• **Records**
_ _ _ _
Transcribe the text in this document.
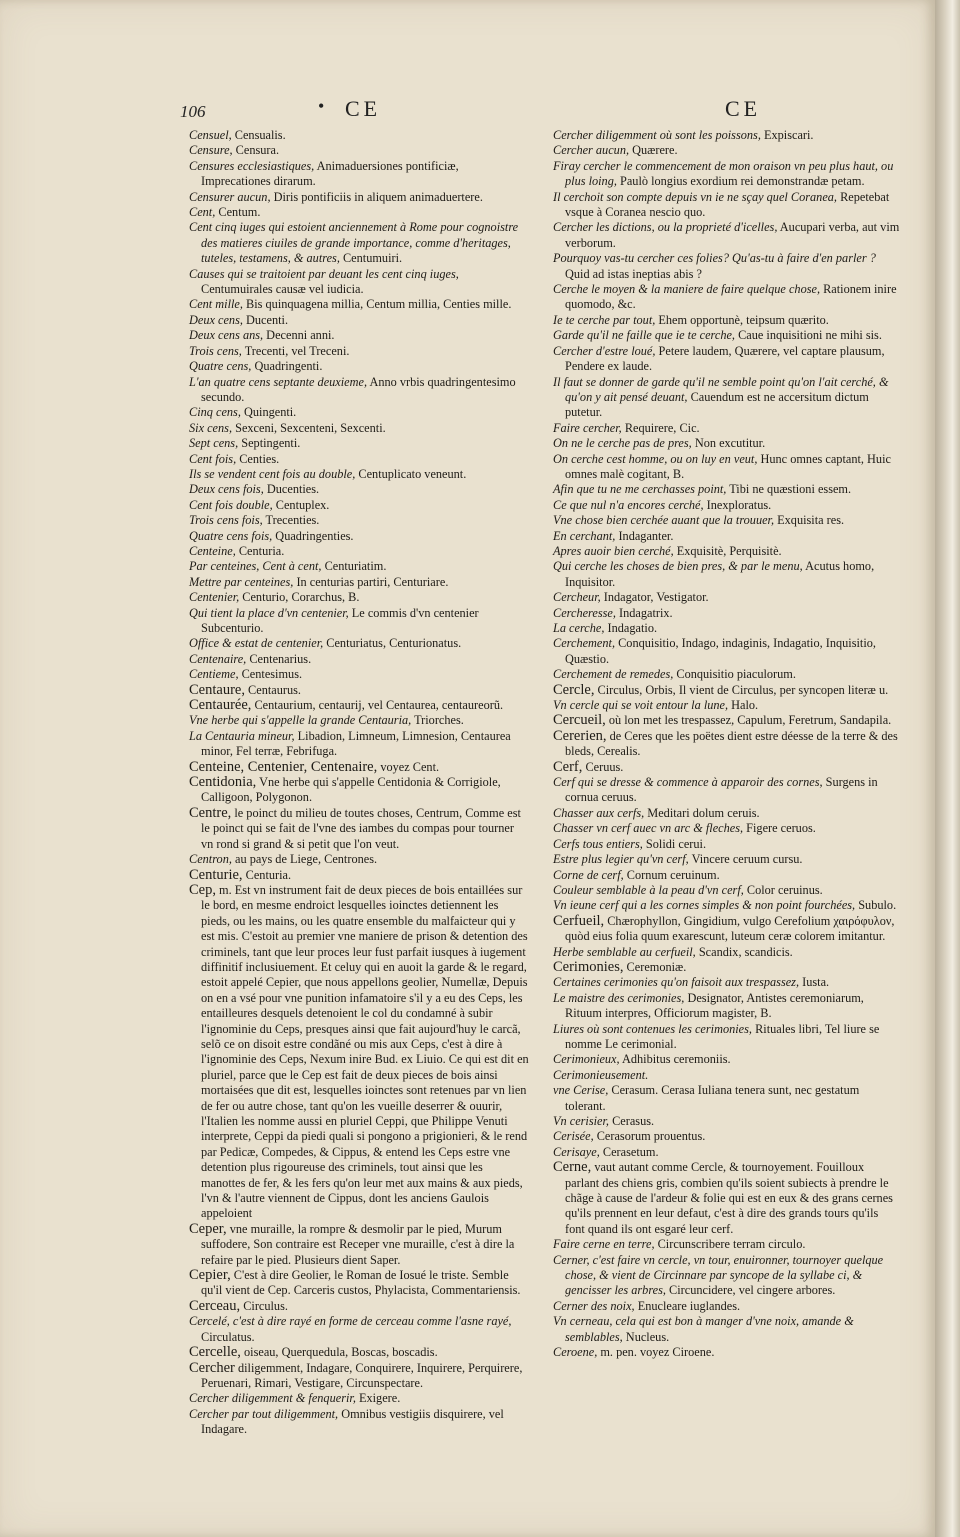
106	• CE	CE

Censuel, Censualis.

Censure, Censura.

Censures ecclesiastiques, Animaduersiones pontificiæ, Imprecationes dirarum.

Censurer aucun, Diris pontificiis in aliquem animaduertere.

Cent, Centum.

Cent cinq iuges qui estoient anciennement à Rome pour cognoistre des matieres ciuiles de grande importance, comme d'heritages, tuteles, testamens, & autres, Centumuiri.

Causes qui se traitoient par deuant les cent cinq iuges, Centumuirales causæ vel iudicia.

Cent mille, Bis quinquagena millia, Centum millia, Centies mille.

Deux cens, Ducenti.

Deux cens ans, Decenni anni.

Trois cens, Trecenti, vel Treceni.

Quatre cens, Quadringenti.

L'an quatre cens septante deuxieme, Anno vrbis quadringentesimo secundo.

Cinq cens, Quingenti.

Six cens, Sexceni, Sexcenteni, Sexcenti.

Sept cens, Septingenti.

Cent fois, Centies.

Ils se vendent cent fois au double, Centuplicato veneunt.

Deux cens fois, Ducenties.

Cent fois double, Centuplex.

Trois cens fois, Trecenties.

Quatre cens fois, Quadringenties.

Centeine, Centuria.

Par centeines, Cent à cent, Centuriatim.

Mettre par centeines, In centurias partiri, Centuriare.

Centenier, Centurio, Corarchus, B.

Qui tient la place d'vn centenier, Le commis d'vn centenier Subcenturio.

Office & estat de centenier, Centuriatus, Centurionatus.

Centenaire, Centenarius.

Centieme, Centesimus.

Centaure, Centaurus.

Centaurée, Centaurium, centaurij, vel Centaurea, centaureorũ.

Vne herbe qui s'appelle la grande Centauria, Triorches.

La Centauria mineur, Libadion, Limneum, Limnesion, Centaurea minor, Fel terræ, Febrifuga.

Centeine, Centenier, Centenaire, voyez Cent.

Centidonia, Vne herbe qui s'appelle Centidonia & Corrigiole, Calligoon, Polygonon.

Centre, le poinct du milieu de toutes choses, Centrum, Comme est le poinct qui se fait de l'vne des iambes du compas pour tourner vn rond si grand & si petit que l'on veut.

Centron, au pays de Liege, Centrones.

Centurie, Centuria.

Cep, m. Est vn instrument fait de deux pieces de bois entaillées sur le bord, en mesme endroict lesquelles ioinctes detiennent les pieds, ou les mains, ou les quatre ensemble du malfaicteur qui y est mis. C'estoit au premier vne maniere de prison & detention des criminels, tant que leur proces leur fust parfait iusques à iugement diffinitif inclusiuement. Et celuy qui en auoit la garde & le regard, estoit appelé Cepier, que nous appellons geolier, Numellæ, Depuis on en a vsé pour vne punition infamatoire s'il y a eu des Ceps, les entailleures desquels detenoient le col du condamné à subir l'ignominie du Ceps, presques ainsi que fait aujourd'huy le carcã, selõ ce on disoit estre condãné ou mis aux Ceps, c'est à dire à l'ignominie des Ceps, Nexum inire Bud. ex Liuio. Ce qui est dit en pluriel, parce que le Cep est fait de deux pieces de bois ainsi mortaisées que dit est, lesquelles ioinctes sont retenues par vn lien de fer ou autre chose, tant qu'on les vueille deserrer & ouurir, l'Italien les nomme aussi en pluriel Ceppi, que Philippe Venuti interprete, Ceppi da piedi quali si pongono a prigionieri, & le rend par Pedicæ, Compedes, & Cippus, & entend les Ceps estre vne detention plus rigoureuse des criminels, tout ainsi que les manottes de fer, & les fers qu'on leur met aux mains & aux pieds, l'vn & l'autre viennent de Cippus, dont les anciens Gaulois appeloient

Ceper, vne muraille, la rompre & desmolir par le pied, Murum suffodere, Son contraire est Receper vne muraille, c'est à dire la refaire par le pied. Plusieurs dient Saper.

Cepier, C'est à dire Geolier, le Roman de Iosué le triste. Semble qu'il vient de Cep. Carceris custos, Phylacista, Commentariensis.

Cerceau, Circulus.

Cercelé, c'est à dire rayé en forme de cerceau comme l'asne rayé, Circulatus.

Cercelle, oiseau, Querquedula, Boscas, boscadis.

Cercher diligemment, Indagare, Conquirere, Inquirere, Perquirere, Peruenari, Rimari, Vestigare, Circunspectare.

Cercher diligemment & fenquerir, Exigere.

Cercher par tout diligemment, Omnibus vestigiis disquirere, vel Indagare.

Cercher diligemment où sont les poissons, Expiscari.

Cercher aucun, Quærere.

Firay cercher le commencement de mon oraison vn peu plus haut, ou plus loing, Paulò longius exordium rei demonstrandæ petam.

Il cerchoit son compte depuis vn ie ne sçay quel Coranea, Repetebat vsque à Coranea nescio quo.

Cercher les dictions, ou la proprieté d'icelles, Aucupari verba, aut vim verborum.

Pourquoy vas-tu cercher ces folies? Qu'as-tu à faire d'en parler ? Quid ad istas ineptias abis ?

Cerche le moyen & la maniere de faire quelque chose, Rationem inire quomodo, &c.

Ie te cerche par tout, Ehem opportunè, teipsum quærito.

Garde qu'il ne faille que ie te cerche, Caue inquisitioni ne mihi sis.

Cercher d'estre loué, Petere laudem, Quærere, vel captare plausum, Pendere ex laude.

Il faut se donner de garde qu'il ne semble point qu'on l'ait cerché, & qu'on y ait pensé deuant, Cauendum est ne accersitum dictum putetur.

Faire cercher, Requirere, Cic.

On ne le cerche pas de pres, Non excutitur.

On cerche cest homme, ou on luy en veut, Hunc omnes captant, Huic omnes malè cogitant, B.

Afin que tu ne me cerchasses point, Tibi ne quæstioni essem.

Ce que nul n'a encores cerché, Inexploratus.

Vne chose bien cerchée auant que la trouuer, Exquisita res.

En cerchant, Indaganter.

Apres auoir bien cerché, Exquisitè, Perquisitè.

Qui cerche les choses de bien pres, & par le menu, Acutus homo, Inquisitor.

Cercheur, Indagator, Vestigator.

Cercheresse, Indagatrix.

La cerche, Indagatio.

Cerchement, Conquisitio, Indago, indaginis, Indagatio, Inquisitio, Quæstio.

Cerchement de remedes, Conquisitio piaculorum.

Cercle, Circulus, Orbis, Il vient de Circulus, per syncopen literæ u.

Vn cercle qui se voit entour la lune, Halo.

Cercueil, où lon met les trespassez, Capulum, Feretrum, Sandapila.

Cererien, de Ceres que les poëtes dient estre déesse de la terre & des bleds, Cerealis.

Cerf, Ceruus.

Cerf qui se dresse & commence à apparoir des cornes, Surgens in cornua ceruus.

Chasser aux cerfs, Meditari dolum ceruis.

Chasser vn cerf auec vn arc & fleches, Figere ceruos.

Cerfs tous entiers, Solidi cerui.

Estre plus legier qu'vn cerf, Vincere ceruum cursu.

Corne de cerf, Cornum ceruinum.

Couleur semblable à la peau d'vn cerf, Color ceruinus.

Vn ieune cerf qui a les cornes simples & non point fourchées, Subulo.

Cerfueil, Chærophyllon, Gingidium, vulgo Cerefolium χαιρόφυλον, quòd eius folia quum exarescunt, luteum ceræ colorem imitantur.

Herbe semblable au cerfueil, Scandix, scandicis.

Cerimonies, Ceremoniæ.

Certaines cerimonies qu'on faisoit aux trespassez, Iusta.

Le maistre des cerimonies, Designator, Antistes ceremoniarum, Rituum interpres, Officiorum magister, B.

Liures où sont contenues les cerimonies, Rituales libri, Tel liure se nomme Le cerimonial.

Cerimonieux, Adhibitus ceremoniis.

Cerimonieusement.

vne Cerise, Cerasum. Cerasa Iuliana tenera sunt, nec gestatum tolerant.

Vn cerisier, Cerasus.

Cerisée, Cerasorum prouentus.

Cerisaye, Cerasetum.

Cerne, vaut autant comme Cercle, & tournoyement. Fouilloux parlant des chiens gris, combien qu'ils soient subiects à prendre le chãge à cause de l'ardeur & folie qui est en eux & des grans cernes qu'ils prennent en leur defaut, c'est à dire des grands tours qu'ils font quand ils ont esgaré leur cerf.

Faire cerne en terre, Circunscribere terram circulo.

Cerner, c'est faire vn cercle, vn tour, enuironner, tournoyer quelque chose, & vient de Circinnare par syncope de la syllabe ci, & gencisser les arbres, Circuncidere, vel cingere arbores.

Cerner des noix, Enucleare iuglandes.

Vn cerneau, cela qui est bon à manger d'vne noix, amande & semblables, Nucleus.

Ceroene, m. pen. voyez Ciroene.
_ _ _ _
• **Written exercise**
Report how many lines of the records above contain the word "Cerchement", and give only that number.

• **Written solution**
2